**Problem:**
Copy every line of the records below verbatim, omitting the pictures.

**Exercise inputs:**
────────────────
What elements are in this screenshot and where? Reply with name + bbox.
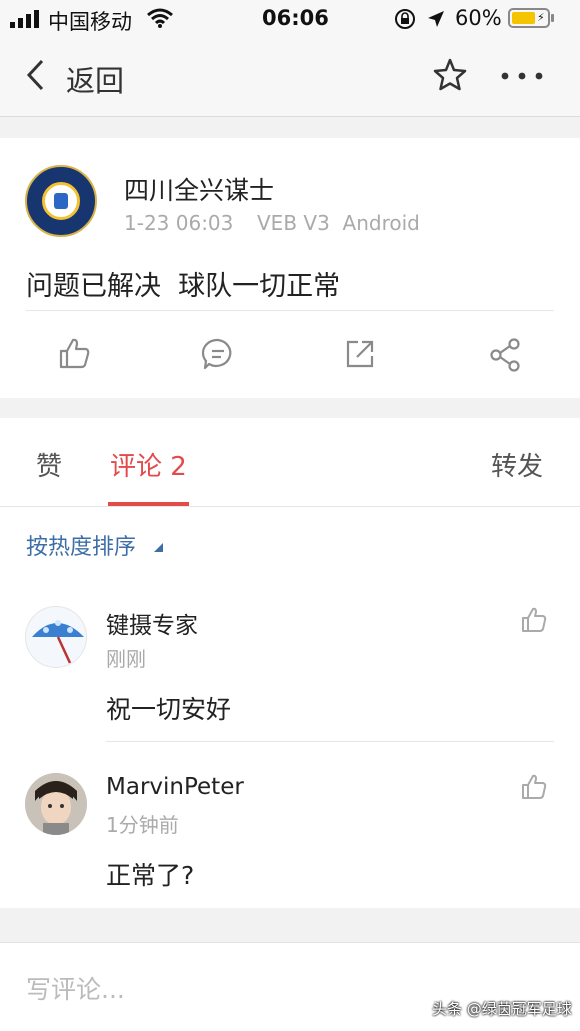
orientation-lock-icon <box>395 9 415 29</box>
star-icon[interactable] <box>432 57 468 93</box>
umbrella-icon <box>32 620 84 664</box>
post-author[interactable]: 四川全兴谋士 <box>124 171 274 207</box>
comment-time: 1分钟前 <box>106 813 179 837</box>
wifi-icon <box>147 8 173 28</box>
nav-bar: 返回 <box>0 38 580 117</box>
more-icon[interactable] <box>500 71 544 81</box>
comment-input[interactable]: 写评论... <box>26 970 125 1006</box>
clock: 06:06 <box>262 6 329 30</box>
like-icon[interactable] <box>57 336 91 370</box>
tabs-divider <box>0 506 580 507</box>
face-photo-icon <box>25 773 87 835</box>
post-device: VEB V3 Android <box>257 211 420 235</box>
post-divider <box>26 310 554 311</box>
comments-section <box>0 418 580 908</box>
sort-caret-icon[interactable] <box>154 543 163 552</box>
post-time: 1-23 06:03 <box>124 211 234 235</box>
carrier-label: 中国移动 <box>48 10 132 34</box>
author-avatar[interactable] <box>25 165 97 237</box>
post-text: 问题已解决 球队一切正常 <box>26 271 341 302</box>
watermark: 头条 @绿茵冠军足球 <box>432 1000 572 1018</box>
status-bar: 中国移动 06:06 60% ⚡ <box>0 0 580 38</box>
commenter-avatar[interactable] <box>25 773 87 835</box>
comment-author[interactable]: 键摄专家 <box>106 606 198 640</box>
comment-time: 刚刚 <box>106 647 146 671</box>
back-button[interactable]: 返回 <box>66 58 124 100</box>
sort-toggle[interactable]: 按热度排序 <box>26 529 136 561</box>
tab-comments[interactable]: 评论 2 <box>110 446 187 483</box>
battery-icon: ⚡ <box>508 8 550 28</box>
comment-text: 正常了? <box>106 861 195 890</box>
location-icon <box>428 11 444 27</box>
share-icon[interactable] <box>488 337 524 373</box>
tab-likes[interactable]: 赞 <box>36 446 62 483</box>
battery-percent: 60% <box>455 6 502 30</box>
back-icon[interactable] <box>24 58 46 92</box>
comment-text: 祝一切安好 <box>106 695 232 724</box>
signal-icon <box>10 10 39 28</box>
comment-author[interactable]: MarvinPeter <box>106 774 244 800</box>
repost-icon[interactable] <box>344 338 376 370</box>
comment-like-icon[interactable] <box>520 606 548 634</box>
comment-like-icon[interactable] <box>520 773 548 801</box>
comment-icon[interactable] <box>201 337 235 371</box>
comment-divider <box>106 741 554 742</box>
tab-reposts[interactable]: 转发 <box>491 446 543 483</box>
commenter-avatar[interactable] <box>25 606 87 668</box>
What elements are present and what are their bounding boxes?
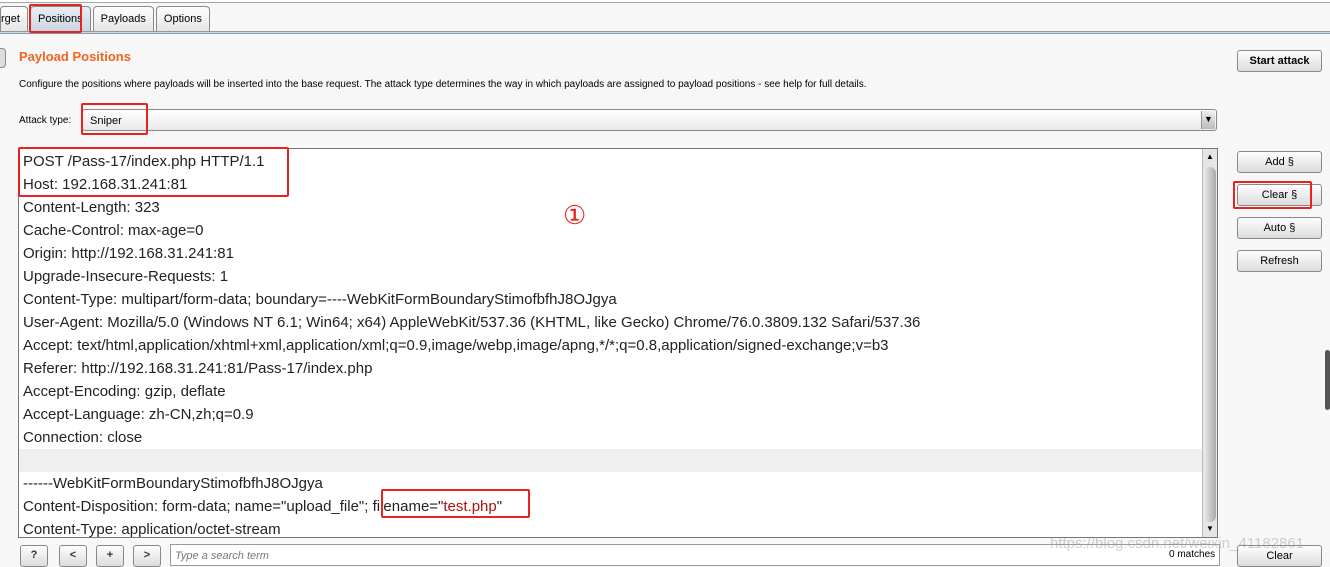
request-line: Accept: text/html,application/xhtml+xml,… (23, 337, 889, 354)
────────────────
**Completed task:**
What elements are in this screenshot and where? Reply with name + bbox.
orientation-lock-icon <box>395 9 415 29</box>
star-icon[interactable] <box>432 57 468 93</box>
umbrella-icon <box>32 620 84 664</box>
post-author[interactable]: 四川全兴谋士 <box>124 171 274 207</box>
comment-time: 1分钟前 <box>106 813 179 837</box>
wifi-icon <box>147 8 173 28</box>
nav-bar: 返回 <box>0 38 580 117</box>
more-icon[interactable] <box>500 71 544 81</box>
comment-input[interactable]: 写评论... <box>26 970 125 1006</box>
clock: 06:06 <box>262 6 329 30</box>
like-icon[interactable] <box>57 336 91 370</box>
tabs-divider <box>0 506 580 507</box>
face-photo-icon <box>25 773 87 835</box>
post-device: VEB V3 Android <box>257 211 420 235</box>
post-divider <box>26 310 554 311</box>
comments-section <box>0 418 580 908</box>
sort-caret-icon[interactable] <box>154 543 163 552</box>
post-time: 1-23 06:03 <box>124 211 234 235</box>
carrier-label: 中国移动 <box>48 10 132 34</box>
author-avatar[interactable] <box>25 165 97 237</box>
post-text: 问题已解决 球队一切正常 <box>26 271 341 302</box>
watermark: 头条 @绿茵冠军足球 <box>432 1000 572 1018</box>
status-bar: 中国移动 06:06 60% ⚡ <box>0 0 580 38</box>
commenter-avatar[interactable] <box>25 773 87 835</box>
comment-author[interactable]: 键摄专家 <box>106 606 198 640</box>
comment-time: 刚刚 <box>106 647 146 671</box>
back-button[interactable]: 返回 <box>66 58 124 100</box>
sort-toggle[interactable]: 按热度排序 <box>26 529 136 561</box>
tab-comments[interactable]: 评论 2 <box>110 446 187 483</box>
battery-icon: ⚡ <box>508 8 550 28</box>
comment-text: 正常了? <box>106 861 195 890</box>
location-icon <box>428 11 444 27</box>
share-icon[interactable] <box>488 337 524 373</box>
tab-likes[interactable]: 赞 <box>36 446 62 483</box>
battery-percent: 60% <box>455 6 502 30</box>
back-icon[interactable] <box>24 58 46 92</box>
comment-text: 祝一切安好 <box>106 695 232 724</box>
signal-icon <box>10 10 39 28</box>
comment-author[interactable]: MarvinPeter <box>106 774 244 800</box>
repost-icon[interactable] <box>344 338 376 370</box>
comment-like-icon[interactable] <box>520 606 548 634</box>
comment-like-icon[interactable] <box>520 773 548 801</box>
comment-icon[interactable] <box>201 337 235 371</box>
comment-divider <box>106 741 554 742</box>
tab-reposts[interactable]: 转发 <box>491 446 543 483</box>
commenter-avatar[interactable] <box>25 606 87 668</box>
What elements are present and what are their bounding boxes?
request-line: Accept: text/html,application/xhtml+xml,… (23, 337, 889, 354)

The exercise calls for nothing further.